*Exercise directions*
Scan the lines below for the string "DSNB" and copy every one that has it.

*Input rows*
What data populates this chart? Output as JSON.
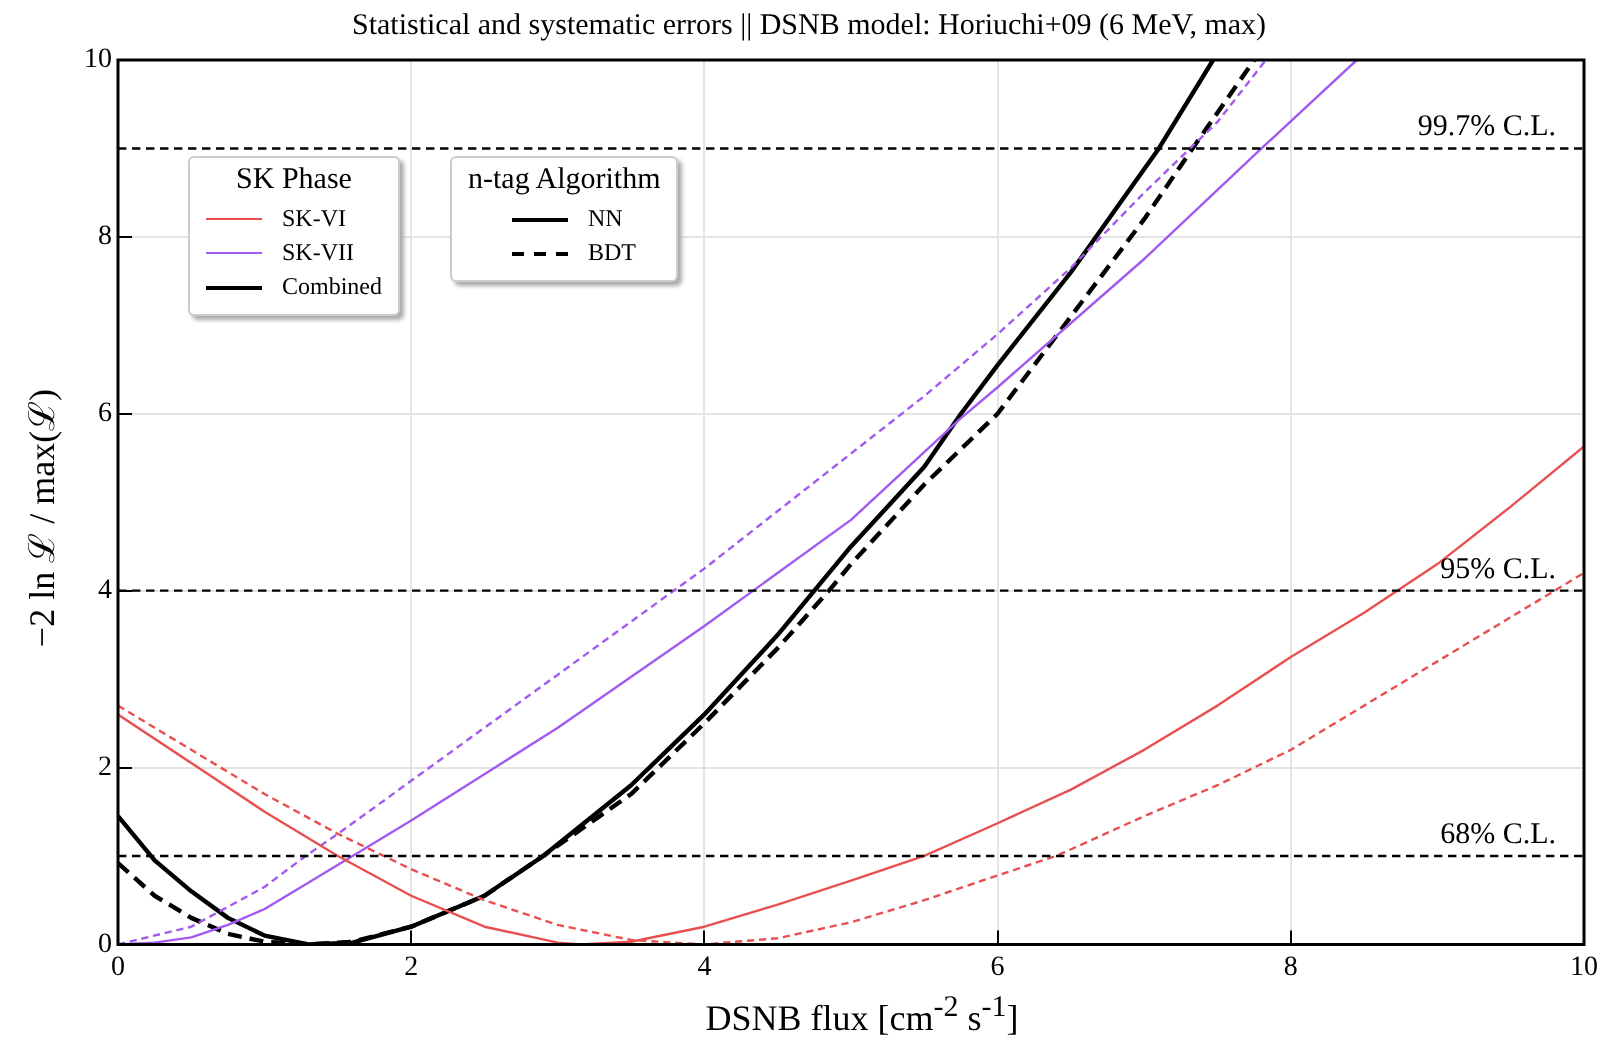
{
  "chart_data": {
    "type": "line",
    "title": "Statistical and systematic errors || DSNB model: Horiuchi+09 (6 MeV, max)",
    "xlabel": "DSNB flux [cm$^{-2}$ s$^{-1}$]",
    "ylabel": "−2 ln ℒ / max(ℒ)",
    "legend_title": "SK Phase",
    "legend": "top left",
    "annotations": [
      "n-tag Algorithm",
      "NN",
      "BDT"
    ],
    "xlim": [
      0,
      10
    ],
    "ylim": [
      0,
      10
    ],
    "xticks": [
      0,
      2,
      4,
      6,
      8,
      10
    ],
    "yticks": [
      0,
      2,
      4,
      6,
      8,
      10
    ],
    "grid": true,
    "marker": "none",
    "series": [
      {
        "name": "SK-VI",
        "color": "#e8504f",
        "line_style": "solid",
        "x": [
          0,
          0.5,
          1,
          1.5,
          2,
          2.5,
          3,
          3.15,
          3.5,
          4,
          4.5,
          5,
          5.5,
          6,
          6.5,
          7,
          7.5,
          8,
          8.5,
          9,
          9.5,
          10
        ],
        "values": [
          2.6,
          2.05,
          1.5,
          1.0,
          0.55,
          0.2,
          0.02,
          0,
          0.03,
          0.2,
          0.45,
          0.72,
          1.0,
          1.37,
          1.75,
          2.2,
          2.7,
          3.25,
          3.75,
          4.3,
          4.95,
          5.63
        ]
      },
      {
        "color": "#e8504f",
        "line_style": "dashed",
        "x": [
          0,
          0.5,
          1,
          1.5,
          2,
          2.5,
          3,
          3.5,
          4,
          4.5,
          5,
          5.5,
          6,
          6.4,
          7,
          7.5,
          8,
          8.5,
          9,
          9.5,
          10
        ],
        "values": [
          2.7,
          2.2,
          1.7,
          1.25,
          0.85,
          0.5,
          0.22,
          0.05,
          0,
          0.07,
          0.25,
          0.5,
          0.78,
          1.0,
          1.45,
          1.8,
          2.2,
          2.7,
          3.2,
          3.7,
          4.2
        ]
      },
      {
        "name": "SK-VII",
        "color": "#a259f0",
        "line_style": "solid",
        "x": [
          0,
          0.25,
          0.5,
          0.75,
          1,
          1.25,
          1.6,
          2,
          3,
          4,
          5,
          5.75,
          6,
          7,
          7.8,
          8.45
        ],
        "values": [
          0,
          0.02,
          0.08,
          0.22,
          0.4,
          0.65,
          1.0,
          1.4,
          2.45,
          3.6,
          4.8,
          5.95,
          6.3,
          7.75,
          9,
          10
        ]
      },
      {
        "color": "#a259f0",
        "line_style": "dashed",
        "x": [
          0,
          0.5,
          1,
          1.28,
          1.5,
          2,
          2.5,
          3,
          3.5,
          4,
          4.5,
          5,
          5.5,
          6,
          6.5,
          7,
          7.5,
          7.83
        ],
        "values": [
          0,
          0.2,
          0.65,
          1.0,
          1.25,
          1.85,
          2.45,
          3.05,
          3.65,
          4.25,
          4.9,
          5.55,
          6.2,
          6.9,
          7.65,
          8.5,
          9.3,
          10
        ]
      },
      {
        "name": "Combined",
        "color": "#000000",
        "line_style": "solid",
        "x": [
          0,
          0.25,
          0.5,
          0.75,
          1,
          1.3,
          1.6,
          2,
          2.5,
          2.9,
          3.5,
          4,
          4.5,
          4.75,
          5,
          5.5,
          5.75,
          6,
          6.5,
          6.8,
          7.1,
          7.47
        ],
        "values": [
          1.45,
          0.95,
          0.6,
          0.3,
          0.1,
          0,
          0.02,
          0.2,
          0.55,
          1.0,
          1.8,
          2.6,
          3.5,
          4.0,
          4.5,
          5.4,
          6.0,
          6.55,
          7.6,
          8.3,
          9,
          10
        ]
      },
      {
        "color": "#000000",
        "line_style": "dashed",
        "x": [
          0,
          0.25,
          0.5,
          0.75,
          1,
          1.3,
          1.6,
          2,
          2.5,
          2.9,
          3.5,
          4,
          4.5,
          4.85,
          5,
          5.5,
          6,
          6.5,
          7,
          7.33,
          7.75
        ],
        "values": [
          0.92,
          0.55,
          0.3,
          0.12,
          0.03,
          0,
          0.03,
          0.2,
          0.55,
          1.0,
          1.7,
          2.5,
          3.35,
          4.0,
          4.3,
          5.2,
          6.0,
          7.1,
          8.2,
          9,
          10
        ]
      }
    ],
    "ref_lines": [
      {
        "axis": "y",
        "value": 9,
        "label": "99.7% C.L.",
        "color": "#000000",
        "line_style": "dashed"
      },
      {
        "axis": "y",
        "value": 4,
        "label": "95% C.L.",
        "color": "#000000",
        "line_style": "dashed"
      },
      {
        "axis": "y",
        "value": 1,
        "label": "68% C.L.",
        "color": "#000000",
        "line_style": "dashed"
      }
    ]
  }
}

*Reply*
    "title": "Statistical and systematic errors || DSNB model: Horiuchi+09 (6 MeV, max)",
    "xlabel": "DSNB flux [cm$^{-2}$ s$^{-1}$]",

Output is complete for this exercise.